Exercise brief: Print the entries that appear below, exactly as written and without their pictures.

** start Data to process **

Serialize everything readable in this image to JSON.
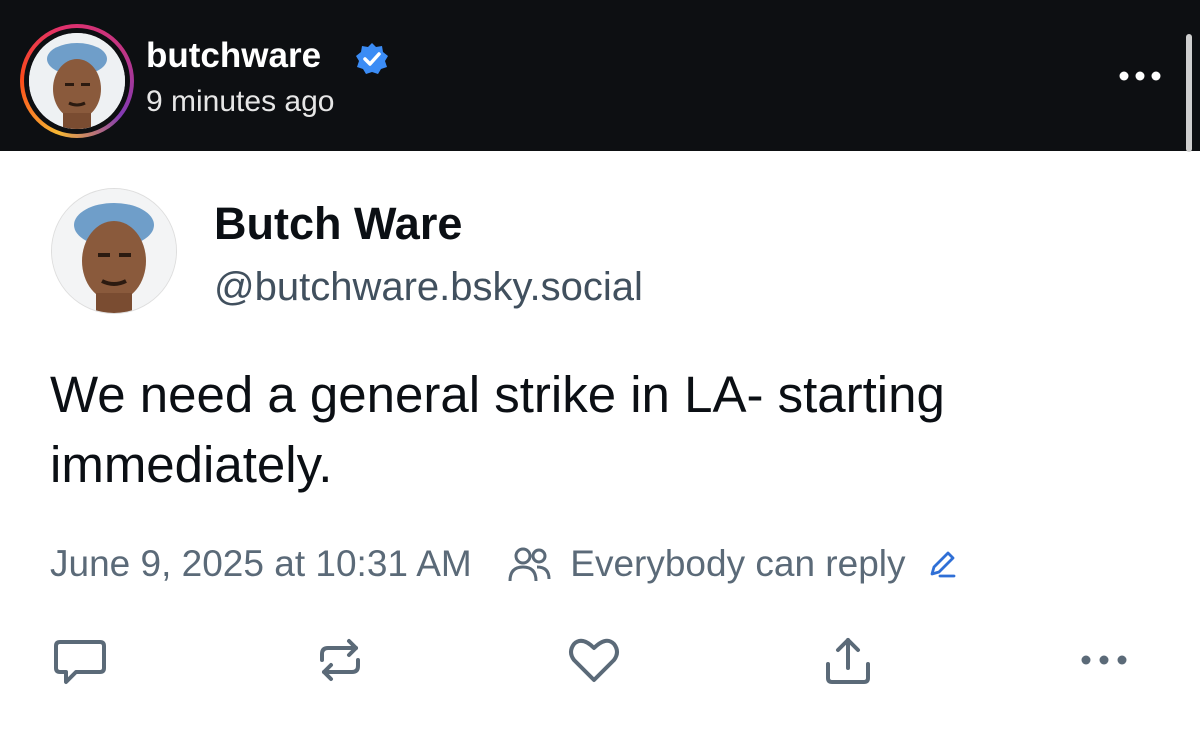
{
  "story_header": {
    "username": "butchware",
    "time": "9 minutes ago",
    "icons": {
      "verified": "verified-badge-icon",
      "more": "more-horizontal-icon"
    },
    "colors": {
      "background": "#0d0f12",
      "verified": "#3b8cf5"
    }
  },
  "post": {
    "display_name": "Butch Ware",
    "handle": "@butchware.bsky.social",
    "text": "We need a general strike in LA- starting immediately.",
    "timestamp": "June 9, 2025 at 10:31 AM",
    "reply_setting": "Everybody can reply",
    "colors": {
      "link": "#2f6fd6",
      "muted": "#5b6a78",
      "action_icons": "#5b6a78"
    }
  },
  "actions": [
    {
      "name": "reply",
      "icon": "comment-icon"
    },
    {
      "name": "repost",
      "icon": "repost-icon"
    },
    {
      "name": "like",
      "icon": "heart-icon"
    },
    {
      "name": "share",
      "icon": "share-icon"
    },
    {
      "name": "more",
      "icon": "more-horizontal-icon"
    }
  ]
}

** end Data to process **

Written answer:
Serialize everything readable in this image to JSON.
{
  "story_header": {
    "username": "butchware",
    "time": "9 minutes ago",
    "icons": {
      "verified": "verified-badge-icon",
      "more": "more-horizontal-icon"
    },
    "colors": {
      "background": "#0d0f12",
      "verified": "#3b8cf5"
    }
  },
  "post": {
    "display_name": "Butch Ware",
    "handle": "@butchware.bsky.social",
    "text": "We need a general strike in LA- starting immediately.",
    "timestamp": "June 9, 2025 at 10:31 AM",
    "reply_setting": "Everybody can reply",
    "colors": {
      "link": "#2f6fd6",
      "muted": "#5b6a78",
      "action_icons": "#5b6a78"
    }
  },
  "actions": [
    {
      "name": "reply",
      "icon": "comment-icon"
    },
    {
      "name": "repost",
      "icon": "repost-icon"
    },
    {
      "name": "like",
      "icon": "heart-icon"
    },
    {
      "name": "share",
      "icon": "share-icon"
    },
    {
      "name": "more",
      "icon": "more-horizontal-icon"
    }
  ]
}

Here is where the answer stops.